*WHAT YOU HAVE TO DO*
Pull every "this" line out of the data below.

Data listing:
────

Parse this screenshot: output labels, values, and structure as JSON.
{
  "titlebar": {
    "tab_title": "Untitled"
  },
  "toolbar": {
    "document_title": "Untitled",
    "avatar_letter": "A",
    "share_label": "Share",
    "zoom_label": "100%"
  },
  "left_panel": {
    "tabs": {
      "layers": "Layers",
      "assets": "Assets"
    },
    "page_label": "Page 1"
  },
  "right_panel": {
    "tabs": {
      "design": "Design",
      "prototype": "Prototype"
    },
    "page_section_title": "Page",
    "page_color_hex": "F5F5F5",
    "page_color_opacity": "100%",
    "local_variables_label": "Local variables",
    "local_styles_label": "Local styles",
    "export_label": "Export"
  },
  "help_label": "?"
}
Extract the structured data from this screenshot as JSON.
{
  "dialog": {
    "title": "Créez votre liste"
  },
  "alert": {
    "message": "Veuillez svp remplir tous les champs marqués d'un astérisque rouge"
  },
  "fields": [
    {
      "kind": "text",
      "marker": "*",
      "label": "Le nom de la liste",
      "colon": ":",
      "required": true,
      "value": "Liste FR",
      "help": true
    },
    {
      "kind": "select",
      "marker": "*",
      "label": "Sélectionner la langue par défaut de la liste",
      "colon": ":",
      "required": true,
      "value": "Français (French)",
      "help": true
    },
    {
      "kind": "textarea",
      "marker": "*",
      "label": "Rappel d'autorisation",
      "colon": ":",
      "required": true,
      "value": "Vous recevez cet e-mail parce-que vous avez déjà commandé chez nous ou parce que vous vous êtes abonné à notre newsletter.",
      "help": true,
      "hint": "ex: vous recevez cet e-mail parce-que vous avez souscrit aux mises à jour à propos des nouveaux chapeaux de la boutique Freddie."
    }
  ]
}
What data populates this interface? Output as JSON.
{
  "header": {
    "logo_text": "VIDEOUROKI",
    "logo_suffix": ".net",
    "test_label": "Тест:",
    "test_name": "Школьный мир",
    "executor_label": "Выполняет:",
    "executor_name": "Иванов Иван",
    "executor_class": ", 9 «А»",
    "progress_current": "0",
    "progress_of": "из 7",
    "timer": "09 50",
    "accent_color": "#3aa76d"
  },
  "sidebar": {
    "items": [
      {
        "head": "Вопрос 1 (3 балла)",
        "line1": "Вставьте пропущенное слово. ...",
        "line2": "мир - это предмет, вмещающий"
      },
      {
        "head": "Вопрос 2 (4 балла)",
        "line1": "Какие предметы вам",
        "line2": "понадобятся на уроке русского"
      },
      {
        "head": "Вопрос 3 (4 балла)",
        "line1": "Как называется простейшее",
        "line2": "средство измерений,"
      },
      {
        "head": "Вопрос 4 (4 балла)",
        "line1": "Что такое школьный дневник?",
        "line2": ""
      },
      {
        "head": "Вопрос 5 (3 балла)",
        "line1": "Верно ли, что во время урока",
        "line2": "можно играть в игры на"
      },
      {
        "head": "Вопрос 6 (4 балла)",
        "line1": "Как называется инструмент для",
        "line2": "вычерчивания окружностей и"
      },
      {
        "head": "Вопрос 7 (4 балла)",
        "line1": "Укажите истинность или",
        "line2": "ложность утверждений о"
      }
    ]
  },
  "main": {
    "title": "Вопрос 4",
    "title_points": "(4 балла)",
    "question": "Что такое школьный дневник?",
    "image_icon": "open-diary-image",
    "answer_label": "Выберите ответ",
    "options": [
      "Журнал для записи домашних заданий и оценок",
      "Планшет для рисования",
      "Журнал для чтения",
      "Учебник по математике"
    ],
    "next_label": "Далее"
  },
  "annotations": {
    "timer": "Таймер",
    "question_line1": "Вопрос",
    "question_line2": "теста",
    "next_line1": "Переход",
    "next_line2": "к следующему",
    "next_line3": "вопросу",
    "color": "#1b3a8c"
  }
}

────

*TASK RESPONSE*
Parse this screenshot: output labels, values, and structure as JSON.
Extract the structured data from this screenshot as JSON.
What data populates this interface? Output as JSON.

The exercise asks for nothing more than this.